PROVIDED DATA

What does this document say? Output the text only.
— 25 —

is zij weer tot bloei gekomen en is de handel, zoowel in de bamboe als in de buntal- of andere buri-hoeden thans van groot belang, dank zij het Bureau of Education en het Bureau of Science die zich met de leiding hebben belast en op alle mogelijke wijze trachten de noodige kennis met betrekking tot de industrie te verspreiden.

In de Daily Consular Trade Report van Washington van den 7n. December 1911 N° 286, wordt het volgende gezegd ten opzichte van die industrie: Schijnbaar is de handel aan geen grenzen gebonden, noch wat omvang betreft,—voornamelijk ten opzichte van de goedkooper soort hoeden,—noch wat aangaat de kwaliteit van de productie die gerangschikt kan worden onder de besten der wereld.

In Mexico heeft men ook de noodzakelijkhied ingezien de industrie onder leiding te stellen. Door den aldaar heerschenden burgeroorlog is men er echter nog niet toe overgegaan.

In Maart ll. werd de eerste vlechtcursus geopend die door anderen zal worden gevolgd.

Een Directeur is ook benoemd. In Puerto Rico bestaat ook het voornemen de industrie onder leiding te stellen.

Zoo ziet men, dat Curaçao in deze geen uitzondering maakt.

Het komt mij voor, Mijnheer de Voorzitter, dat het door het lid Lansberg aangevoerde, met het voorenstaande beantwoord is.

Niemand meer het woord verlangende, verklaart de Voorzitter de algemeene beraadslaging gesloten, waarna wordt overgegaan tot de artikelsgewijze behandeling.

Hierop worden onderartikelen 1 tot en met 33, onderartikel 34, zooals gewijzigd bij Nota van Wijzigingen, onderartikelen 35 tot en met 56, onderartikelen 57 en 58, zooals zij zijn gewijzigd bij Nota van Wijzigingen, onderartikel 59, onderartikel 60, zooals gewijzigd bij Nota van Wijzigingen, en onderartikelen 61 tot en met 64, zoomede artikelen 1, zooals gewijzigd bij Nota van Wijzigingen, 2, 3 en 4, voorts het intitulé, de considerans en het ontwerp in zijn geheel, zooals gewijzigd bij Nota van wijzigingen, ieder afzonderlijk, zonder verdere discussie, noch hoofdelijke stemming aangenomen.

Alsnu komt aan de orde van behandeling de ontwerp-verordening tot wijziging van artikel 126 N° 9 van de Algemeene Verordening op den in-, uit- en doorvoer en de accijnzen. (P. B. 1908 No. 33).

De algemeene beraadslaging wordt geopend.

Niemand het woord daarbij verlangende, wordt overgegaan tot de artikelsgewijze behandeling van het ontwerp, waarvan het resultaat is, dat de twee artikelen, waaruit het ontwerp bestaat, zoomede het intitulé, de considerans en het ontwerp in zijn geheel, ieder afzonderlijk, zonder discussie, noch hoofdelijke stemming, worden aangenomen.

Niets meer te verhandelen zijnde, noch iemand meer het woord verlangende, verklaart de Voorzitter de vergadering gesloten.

EXERCISE BRIEF
Return the material exactly as it stands.

OUTPUT BELOW
What does this document say? Output the text only.
— 25 —

is zij weer tot bloei gekomen en is de handel, zoowel in de bamboe als in de buntal- of andere buri-hoeden thans van groot belang, dank zij het Bureau of Education en het Bureau of Science die zich met de leiding hebben belast en op alle mogelijke wijze trachten de noodige kennis met betrekking tot de industrie te verspreiden.

In de Daily Consular Trade Report van Washington van den 7n. December 1911 N° 286, wordt het volgende gezegd ten opzichte van die industrie: Schijnbaar is de handel aan geen grenzen gebonden, noch wat omvang betreft,—voornamelijk ten opzichte van de goedkooper soort hoeden,—noch wat aangaat de kwaliteit van de productie die gerangschikt kan worden onder de besten der wereld.

In Mexico heeft men ook de noodzakelijkhied ingezien de industrie onder leiding te stellen. Door den aldaar heerschenden burgeroorlog is men er echter nog niet toe overgegaan.

In Maart ll. werd de eerste vlechtcursus geopend die door anderen zal worden gevolgd.

Een Directeur is ook benoemd. In Puerto Rico bestaat ook het voornemen de industrie onder leiding te stellen.

Zoo ziet men, dat Curaçao in deze geen uitzondering maakt.

Het komt mij voor, Mijnheer de Voorzitter, dat het door het lid Lansberg aangevoerde, met het voorenstaande beantwoord is.

Niemand meer het woord verlangende, verklaart de Voorzitter de algemeene beraadslaging gesloten, waarna wordt overgegaan tot de artikelsgewijze behandeling.

Hierop worden onderartikelen 1 tot en met 33, onderartikel 34, zooals gewijzigd bij Nota van Wijzigingen, onderartikelen 35 tot en met 56, onderartikelen 57 en 58, zooals zij zijn gewijzigd bij Nota van Wijzigingen, onderartikel 59, onderartikel 60, zooals gewijzigd bij Nota van Wijzigingen, en onderartikelen 61 tot en met 64, zoomede artikelen 1, zooals gewijzigd bij Nota van Wijzigingen, 2, 3 en 4, voorts het intitulé, de considerans en het ontwerp in zijn geheel, zooals gewijzigd bij Nota van wijzigingen, ieder afzonderlijk, zonder verdere discussie, noch hoofdelijke stemming aangenomen.

Alsnu komt aan de orde van behandeling de ontwerp-verordening tot wijziging van artikel 126 N° 9 van de Algemeene Verordening op den in-, uit- en doorvoer en de accijnzen. (P. B. 1908 No. 33).

De algemeene beraadslaging wordt geopend.

Niemand het woord daarbij verlangende, wordt overgegaan tot de artikelsgewijze behandeling van het ontwerp, waarvan het resultaat is, dat de twee artikelen, waaruit het ontwerp bestaat, zoomede het intitulé, de considerans en het ontwerp in zijn geheel, ieder afzonderlijk, zonder discussie, noch hoofdelijke stemming, worden aangenomen.

Niets meer te verhandelen zijnde, noch iemand meer het woord verlangende, verklaart de Voorzitter de vergadering gesloten.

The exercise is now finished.